Instructions to follow —
From the listing below, pull out the lines that hold "document".

Source data —
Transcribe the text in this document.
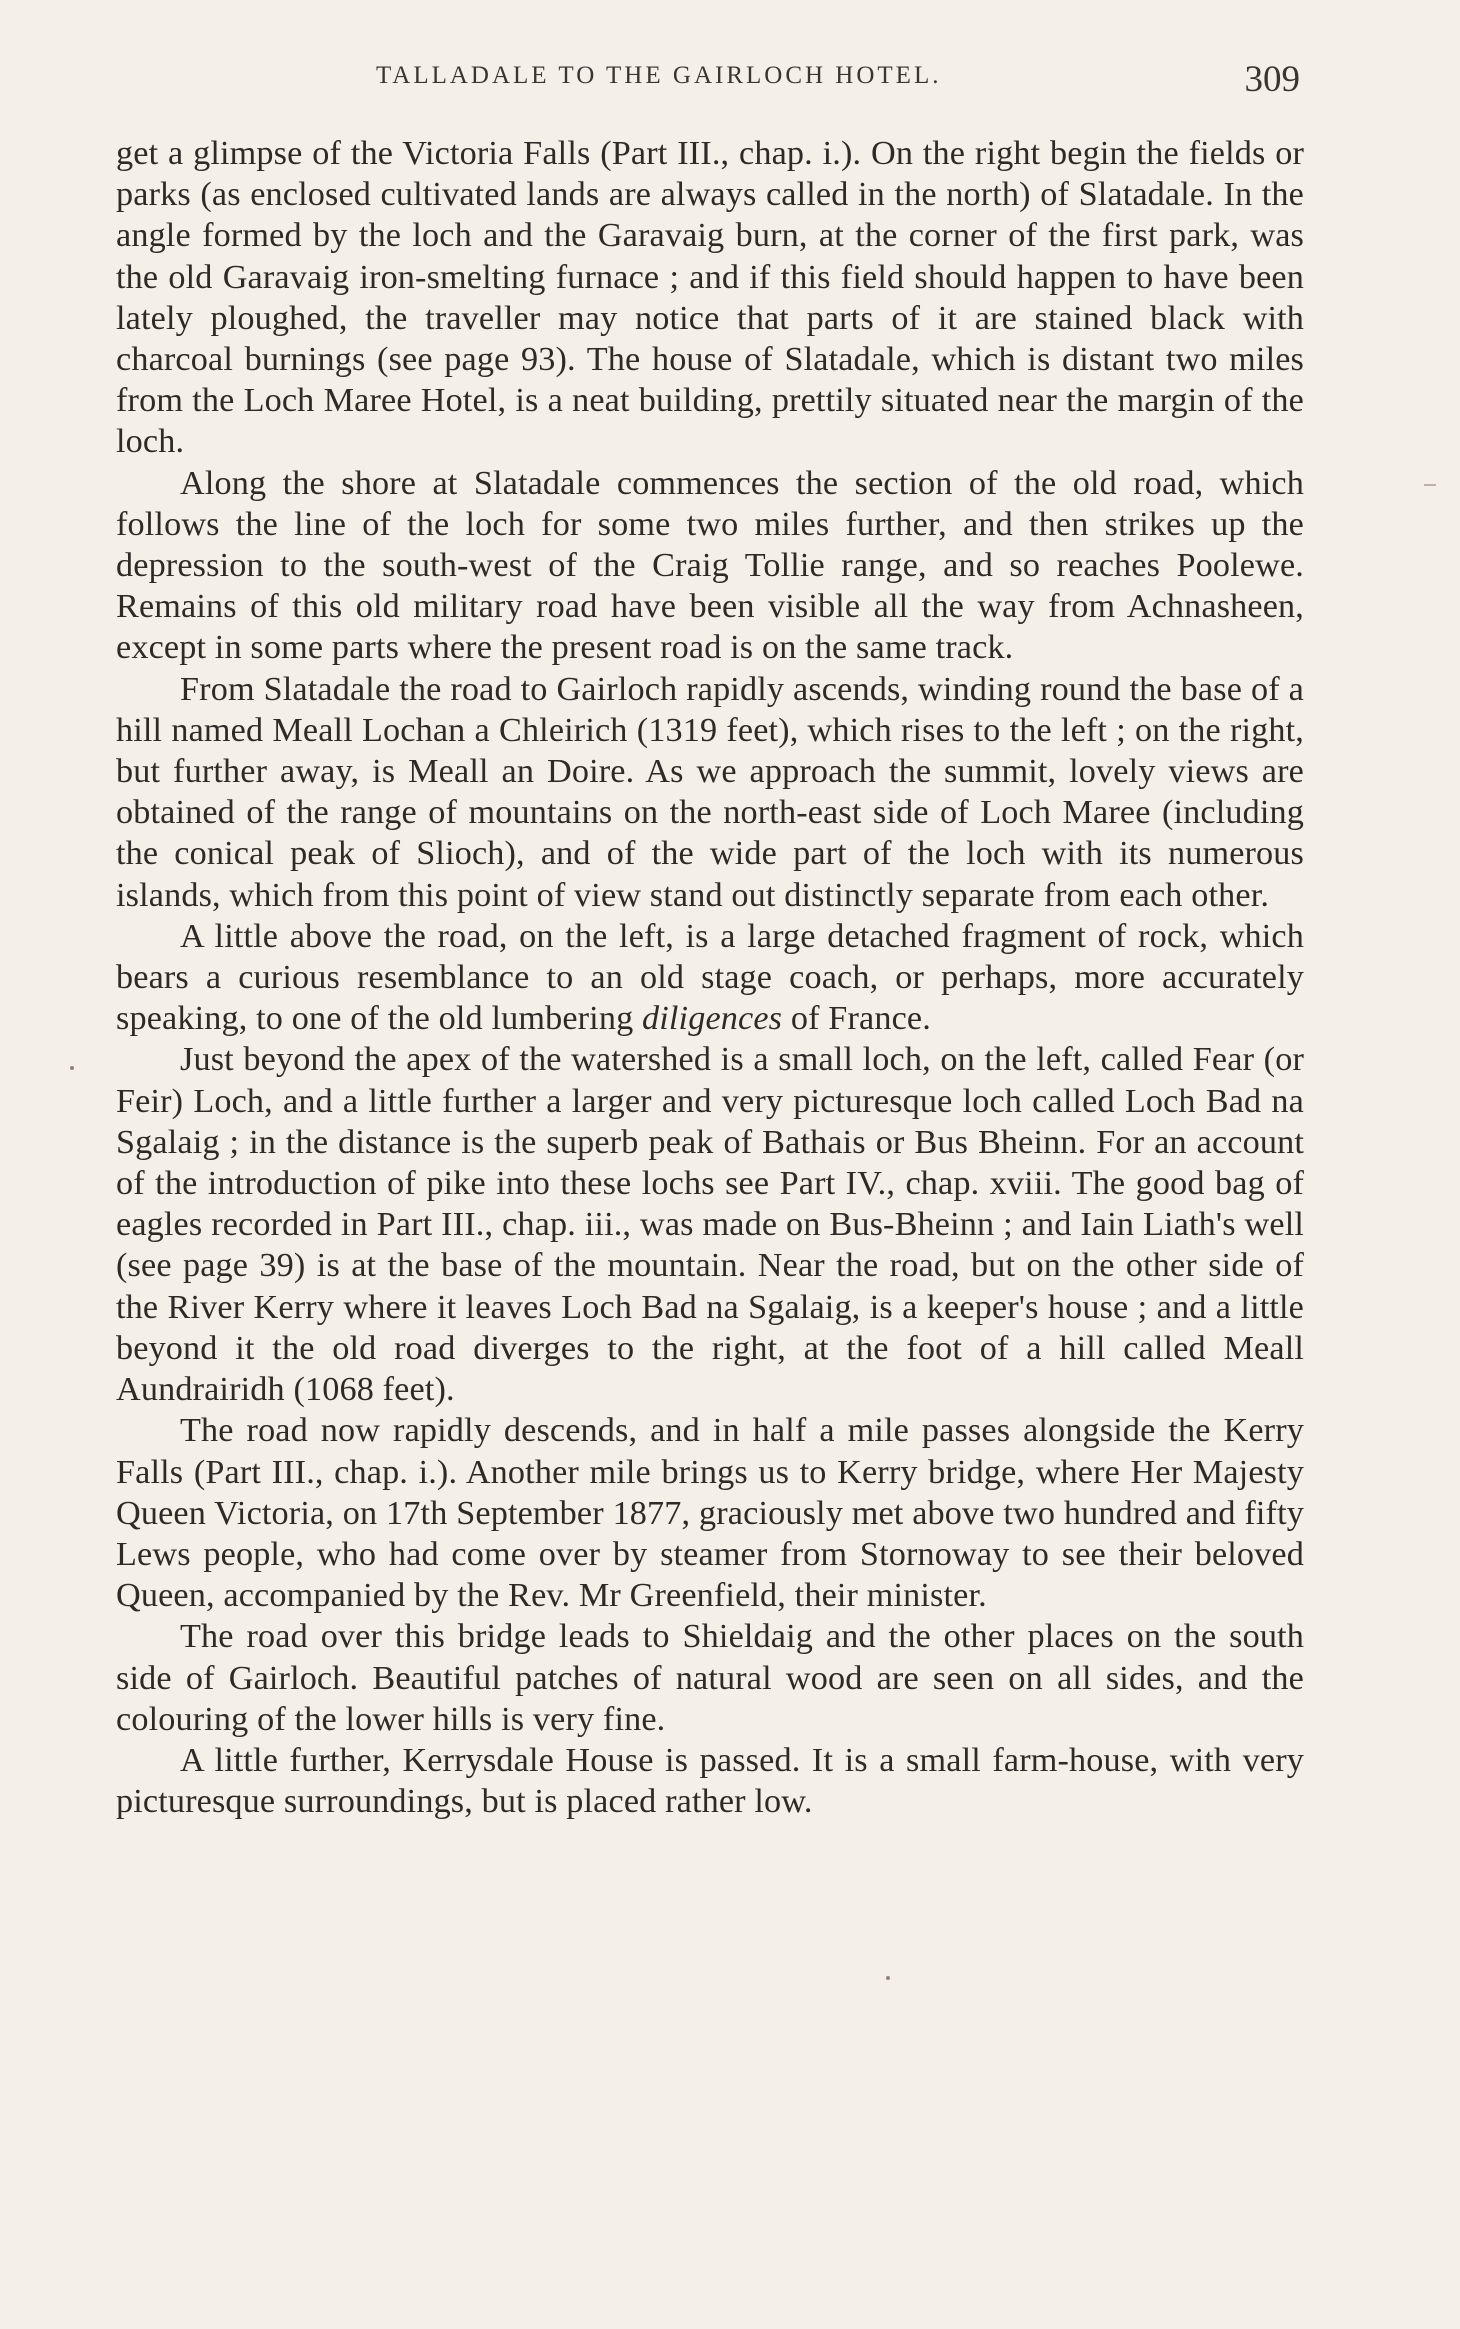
TALLADALE TO THE GAIRLOCH HOTEL.	309

get a glimpse of the Victoria Falls (Part III., chap. i.). On the right begin the fields or parks (as enclosed cultivated lands are always called in the north) of Slatadale. In the angle formed by the loch and the Garavaig burn, at the corner of the first park, was the old Garavaig iron-smelting furnace ; and if this field should happen to have been lately ploughed, the traveller may notice that parts of it are stained black with charcoal burnings (see page 93). The house of Slatadale, which is distant two miles from the Loch Maree Hotel, is a neat building, prettily situated near the margin of the loch.

Along the shore at Slatadale commences the section of the old road, which follows the line of the loch for some two miles further, and then strikes up the depression to the south-west of the Craig Tollie range, and so reaches Poolewe. Remains of this old military road have been visible all the way from Achnasheen, except in some parts where the present road is on the same track.

From Slatadale the road to Gairloch rapidly ascends, winding round the base of a hill named Meall Lochan a Chleirich (1319 feet), which rises to the left ; on the right, but further away, is Meall an Doire. As we approach the summit, lovely views are obtained of the range of mountains on the north-east side of Loch Maree (including the conical peak of Slioch), and of the wide part of the loch with its numerous islands, which from this point of view stand out distinctly separate from each other.

A little above the road, on the left, is a large detached fragment of rock, which bears a curious resemblance to an old stage coach, or perhaps, more accurately speaking, to one of the old lumbering diligences of France.

Just beyond the apex of the watershed is a small loch, on the left, called Fear (or Feir) Loch, and a little further a larger and very picturesque loch called Loch Bad na Sgalaig ; in the distance is the superb peak of Bathais or Bus Bheinn. For an account of the introduction of pike into these lochs see Part IV., chap. xviii. The good bag of eagles recorded in Part III., chap. iii., was made on Bus-Bheinn ; and Iain Liath's well (see page 39) is at the base of the mountain. Near the road, but on the other side of the River Kerry where it leaves Loch Bad na Sgalaig, is a keeper's house ; and a little beyond it the old road diverges to the right, at the foot of a hill called Meall Aundrairidh (1068 feet).

The road now rapidly descends, and in half a mile passes alongside the Kerry Falls (Part III., chap. i.). Another mile brings us to Kerry bridge, where Her Majesty Queen Victoria, on 17th September 1877, graciously met above two hundred and fifty Lews people, who had come over by steamer from Stornoway to see their beloved Queen, accompanied by the Rev. Mr Greenfield, their minister.

The road over this bridge leads to Shieldaig and the other places on the south side of Gairloch. Beautiful patches of natural wood are seen on all sides, and the colouring of the lower hills is very fine.

A little further, Kerrysdale House is passed. It is a small farm-house, with very picturesque surroundings, but is placed rather low.
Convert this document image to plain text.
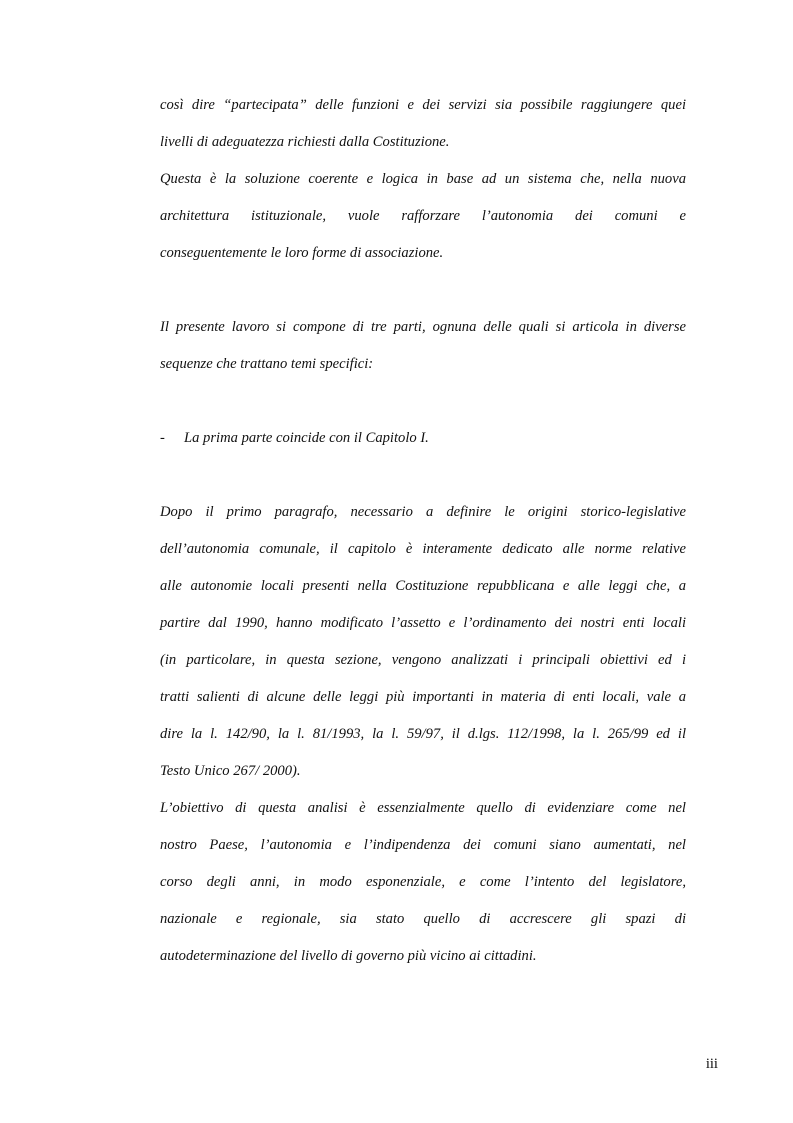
così dire “partecipata” delle funzioni e dei servizi sia possibile raggiungere quei
livelli di adeguatezza richiesti dalla Costituzione.
Questa è la soluzione coerente e logica in base ad un sistema che, nella nuova
architettura istituzionale, vuole rafforzare l’autonomia dei comuni e
conseguentemente le loro forme di associazione.
Il presente lavoro si compone di tre parti, ognuna delle quali si articola in diverse
sequenze che trattano temi specifici:
- La prima parte coincide con il Capitolo I.
Dopo il primo paragrafo, necessario a definire le origini storico-legislative
dell’autonomia comunale, il capitolo è interamente dedicato alle norme relative
alle autonomie locali presenti nella Costituzione repubblicana e alle leggi che, a
partire dal 1990, hanno modificato l’assetto e l’ordinamento dei nostri enti locali
(in particolare, in questa sezione, vengono analizzati i principali obiettivi ed i
tratti salienti di alcune delle leggi più importanti in materia di enti locali, vale a
dire la l. 142/90, la l. 81/1993, la l. 59/97, il d.lgs. 112/1998, la l. 265/99 ed il
Testo Unico 267/ 2000).
L’obiettivo di questa analisi è essenzialmente quello di evidenziare come nel
nostro Paese, l’autonomia e l’indipendenza dei comuni siano aumentati, nel
corso degli anni, in modo esponenziale, e come l’intento del legislatore,
nazionale e regionale, sia stato quello di accrescere gli spazi di
autodeterminazione del livello di governo più vicino ai cittadini.
iii
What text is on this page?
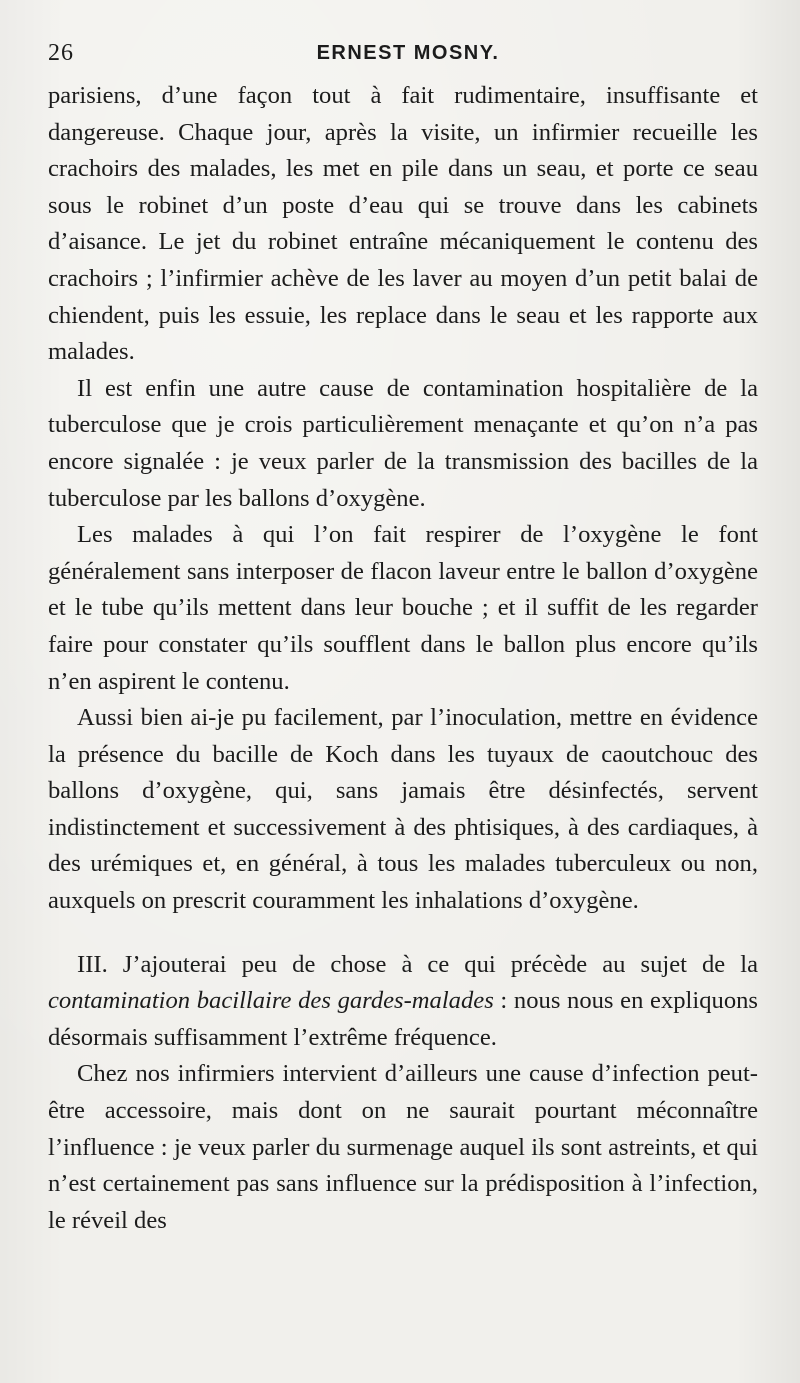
26	ERNEST MOSNY.

parisiens, d’une façon tout à fait rudimentaire, insuffisante et dangereuse. Chaque jour, après la visite, un infirmier recueille les crachoirs des malades, les met en pile dans un seau, et porte ce seau sous le robinet d’un poste d’eau qui se trouve dans les cabinets d’aisance. Le jet du robinet entraîne mécaniquement le contenu des crachoirs ; l’infirmier achève de les laver au moyen d’un petit balai de chiendent, puis les essuie, les replace dans le seau et les rapporte aux malades.

Il est enfin une autre cause de contamination hospitalière de la tuberculose que je crois particulièrement menaçante et qu’on n’a pas encore signalée : je veux parler de la transmission des bacilles de la tuberculose par les ballons d’oxygène.

Les malades à qui l’on fait respirer de l’oxygène le font généralement sans interposer de flacon laveur entre le ballon d’oxygène et le tube qu’ils mettent dans leur bouche ; et il suffit de les regarder faire pour constater qu’ils soufflent dans le ballon plus encore qu’ils n’en aspirent le contenu.

Aussi bien ai-je pu facilement, par l’inoculation, mettre en évidence la présence du bacille de Koch dans les tuyaux de caoutchouc des ballons d’oxygène, qui, sans jamais être désinfectés, servent indistinctement et successivement à des phtisiques, à des cardiaques, à des urémiques et, en général, à tous les malades tuberculeux ou non, auxquels on prescrit couramment les inhalations d’oxygène.

III. J’ajouterai peu de chose à ce qui précède au sujet de la contamination bacillaire des gardes-malades : nous nous en expliquons désormais suffisamment l’extrême fréquence.

Chez nos infirmiers intervient d’ailleurs une cause d’infection peut-être accessoire, mais dont on ne saurait pourtant méconnaître l’influence : je veux parler du surmenage auquel ils sont astreints, et qui n’est certainement pas sans influence sur la prédisposition à l’infection, le réveil des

In response —
Transcribe the text in this document.
Convert this document image to plain text.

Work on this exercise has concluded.